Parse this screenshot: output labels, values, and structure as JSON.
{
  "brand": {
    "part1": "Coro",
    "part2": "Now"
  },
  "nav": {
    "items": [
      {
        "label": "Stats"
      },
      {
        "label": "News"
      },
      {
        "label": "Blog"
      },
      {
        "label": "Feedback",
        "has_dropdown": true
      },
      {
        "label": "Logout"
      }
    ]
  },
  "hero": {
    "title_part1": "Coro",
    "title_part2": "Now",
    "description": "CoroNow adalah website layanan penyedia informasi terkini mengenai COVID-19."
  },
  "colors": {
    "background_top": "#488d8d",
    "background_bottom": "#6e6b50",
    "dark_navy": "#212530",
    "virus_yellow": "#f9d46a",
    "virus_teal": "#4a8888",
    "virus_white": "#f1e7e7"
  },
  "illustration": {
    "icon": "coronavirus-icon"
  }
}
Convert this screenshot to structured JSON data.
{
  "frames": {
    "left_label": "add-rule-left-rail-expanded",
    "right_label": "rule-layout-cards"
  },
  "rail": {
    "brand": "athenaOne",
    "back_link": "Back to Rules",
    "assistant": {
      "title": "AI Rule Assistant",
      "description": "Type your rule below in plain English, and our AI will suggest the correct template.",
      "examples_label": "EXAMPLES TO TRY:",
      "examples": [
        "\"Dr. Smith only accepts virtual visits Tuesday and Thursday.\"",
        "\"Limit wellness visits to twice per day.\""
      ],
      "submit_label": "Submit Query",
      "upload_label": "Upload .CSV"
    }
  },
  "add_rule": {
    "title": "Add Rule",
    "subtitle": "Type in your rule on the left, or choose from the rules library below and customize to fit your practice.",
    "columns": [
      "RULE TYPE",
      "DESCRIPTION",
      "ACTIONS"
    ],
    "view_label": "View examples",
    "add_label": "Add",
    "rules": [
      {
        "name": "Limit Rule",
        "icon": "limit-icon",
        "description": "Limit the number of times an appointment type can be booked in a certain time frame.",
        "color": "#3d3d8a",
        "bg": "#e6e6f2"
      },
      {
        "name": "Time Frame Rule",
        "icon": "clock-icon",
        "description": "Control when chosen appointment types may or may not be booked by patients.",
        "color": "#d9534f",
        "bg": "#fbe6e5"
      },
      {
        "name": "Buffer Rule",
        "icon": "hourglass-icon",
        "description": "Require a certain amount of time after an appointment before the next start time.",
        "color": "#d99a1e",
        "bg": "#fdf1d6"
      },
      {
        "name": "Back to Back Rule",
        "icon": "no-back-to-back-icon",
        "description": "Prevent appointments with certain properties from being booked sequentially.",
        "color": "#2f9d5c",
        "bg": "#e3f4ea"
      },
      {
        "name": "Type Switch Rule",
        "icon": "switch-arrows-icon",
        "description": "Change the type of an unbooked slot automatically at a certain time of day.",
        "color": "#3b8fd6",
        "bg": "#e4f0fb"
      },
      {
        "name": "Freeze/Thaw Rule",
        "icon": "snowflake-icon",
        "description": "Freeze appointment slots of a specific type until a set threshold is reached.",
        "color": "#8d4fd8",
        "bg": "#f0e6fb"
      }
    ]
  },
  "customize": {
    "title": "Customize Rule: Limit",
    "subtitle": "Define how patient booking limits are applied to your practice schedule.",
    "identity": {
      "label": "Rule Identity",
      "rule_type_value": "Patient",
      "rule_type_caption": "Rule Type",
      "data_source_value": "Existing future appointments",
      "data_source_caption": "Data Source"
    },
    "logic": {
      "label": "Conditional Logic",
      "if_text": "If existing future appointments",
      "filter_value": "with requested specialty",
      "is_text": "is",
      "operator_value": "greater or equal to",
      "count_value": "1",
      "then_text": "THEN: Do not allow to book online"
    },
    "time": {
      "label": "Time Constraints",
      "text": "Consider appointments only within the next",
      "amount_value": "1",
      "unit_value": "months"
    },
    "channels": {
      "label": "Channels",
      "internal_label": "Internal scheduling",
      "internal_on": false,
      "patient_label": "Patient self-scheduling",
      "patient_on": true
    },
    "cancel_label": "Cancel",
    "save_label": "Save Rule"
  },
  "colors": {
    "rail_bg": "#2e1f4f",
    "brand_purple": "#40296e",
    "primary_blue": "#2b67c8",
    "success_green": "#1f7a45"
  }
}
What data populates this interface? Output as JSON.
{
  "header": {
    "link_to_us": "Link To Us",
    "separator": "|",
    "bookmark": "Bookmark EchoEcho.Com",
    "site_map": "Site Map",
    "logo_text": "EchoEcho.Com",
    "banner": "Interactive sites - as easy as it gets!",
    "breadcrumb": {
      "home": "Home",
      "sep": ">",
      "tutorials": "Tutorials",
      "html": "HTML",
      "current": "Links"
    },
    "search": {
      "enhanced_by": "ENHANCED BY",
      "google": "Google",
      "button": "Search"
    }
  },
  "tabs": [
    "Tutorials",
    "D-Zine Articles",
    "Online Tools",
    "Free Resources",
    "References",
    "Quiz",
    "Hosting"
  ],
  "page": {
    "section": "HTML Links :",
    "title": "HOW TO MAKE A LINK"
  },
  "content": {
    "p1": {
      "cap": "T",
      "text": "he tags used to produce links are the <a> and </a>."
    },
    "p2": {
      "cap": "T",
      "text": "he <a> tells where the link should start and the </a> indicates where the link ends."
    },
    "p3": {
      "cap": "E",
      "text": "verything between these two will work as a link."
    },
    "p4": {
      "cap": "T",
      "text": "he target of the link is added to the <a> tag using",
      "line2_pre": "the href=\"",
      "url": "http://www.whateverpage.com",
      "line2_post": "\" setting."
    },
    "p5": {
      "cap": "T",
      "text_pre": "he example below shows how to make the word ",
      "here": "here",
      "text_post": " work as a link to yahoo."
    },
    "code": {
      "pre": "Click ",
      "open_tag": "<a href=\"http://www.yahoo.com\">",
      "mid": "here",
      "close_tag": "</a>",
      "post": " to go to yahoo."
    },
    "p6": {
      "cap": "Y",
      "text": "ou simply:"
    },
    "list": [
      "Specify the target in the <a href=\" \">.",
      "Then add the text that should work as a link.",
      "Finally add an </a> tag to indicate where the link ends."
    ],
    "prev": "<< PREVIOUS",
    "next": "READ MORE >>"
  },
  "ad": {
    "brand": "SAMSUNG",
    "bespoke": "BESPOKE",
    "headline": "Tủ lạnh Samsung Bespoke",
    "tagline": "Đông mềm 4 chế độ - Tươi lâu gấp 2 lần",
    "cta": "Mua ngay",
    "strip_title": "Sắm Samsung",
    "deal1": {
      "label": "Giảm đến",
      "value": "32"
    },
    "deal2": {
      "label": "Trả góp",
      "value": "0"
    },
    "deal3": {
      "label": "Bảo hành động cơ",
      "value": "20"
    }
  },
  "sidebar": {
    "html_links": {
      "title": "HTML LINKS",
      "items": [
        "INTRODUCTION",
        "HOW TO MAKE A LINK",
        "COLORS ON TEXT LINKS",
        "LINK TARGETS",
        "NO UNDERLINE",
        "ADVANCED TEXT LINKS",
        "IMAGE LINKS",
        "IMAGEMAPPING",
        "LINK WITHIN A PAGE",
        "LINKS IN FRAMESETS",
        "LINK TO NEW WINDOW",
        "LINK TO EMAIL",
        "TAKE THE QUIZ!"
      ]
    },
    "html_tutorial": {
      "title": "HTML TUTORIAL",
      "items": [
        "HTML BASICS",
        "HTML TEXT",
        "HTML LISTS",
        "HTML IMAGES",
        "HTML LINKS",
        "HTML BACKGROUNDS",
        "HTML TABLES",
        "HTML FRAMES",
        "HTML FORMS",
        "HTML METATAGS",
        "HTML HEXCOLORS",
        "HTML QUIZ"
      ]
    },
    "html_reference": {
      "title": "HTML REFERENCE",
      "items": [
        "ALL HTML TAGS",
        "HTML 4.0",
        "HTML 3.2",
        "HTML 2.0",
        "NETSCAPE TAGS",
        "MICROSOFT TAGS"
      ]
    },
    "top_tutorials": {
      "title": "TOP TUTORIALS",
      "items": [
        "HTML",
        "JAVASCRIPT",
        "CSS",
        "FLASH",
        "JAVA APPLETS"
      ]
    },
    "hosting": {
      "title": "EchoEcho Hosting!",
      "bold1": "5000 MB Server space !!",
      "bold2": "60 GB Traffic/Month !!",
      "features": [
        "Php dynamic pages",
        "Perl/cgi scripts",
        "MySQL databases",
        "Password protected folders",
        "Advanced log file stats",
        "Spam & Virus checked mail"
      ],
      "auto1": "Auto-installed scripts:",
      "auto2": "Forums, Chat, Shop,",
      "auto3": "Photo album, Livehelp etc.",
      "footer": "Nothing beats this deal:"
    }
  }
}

────────────────

Try it: Which lines hold the string "visits"? Copy all of them from the data above.

Finished task:
        "\"Dr. Smith only accepts virtual visits Tuesday and Thursday.\"",
        "\"Limit wellness visits to twice per day.\""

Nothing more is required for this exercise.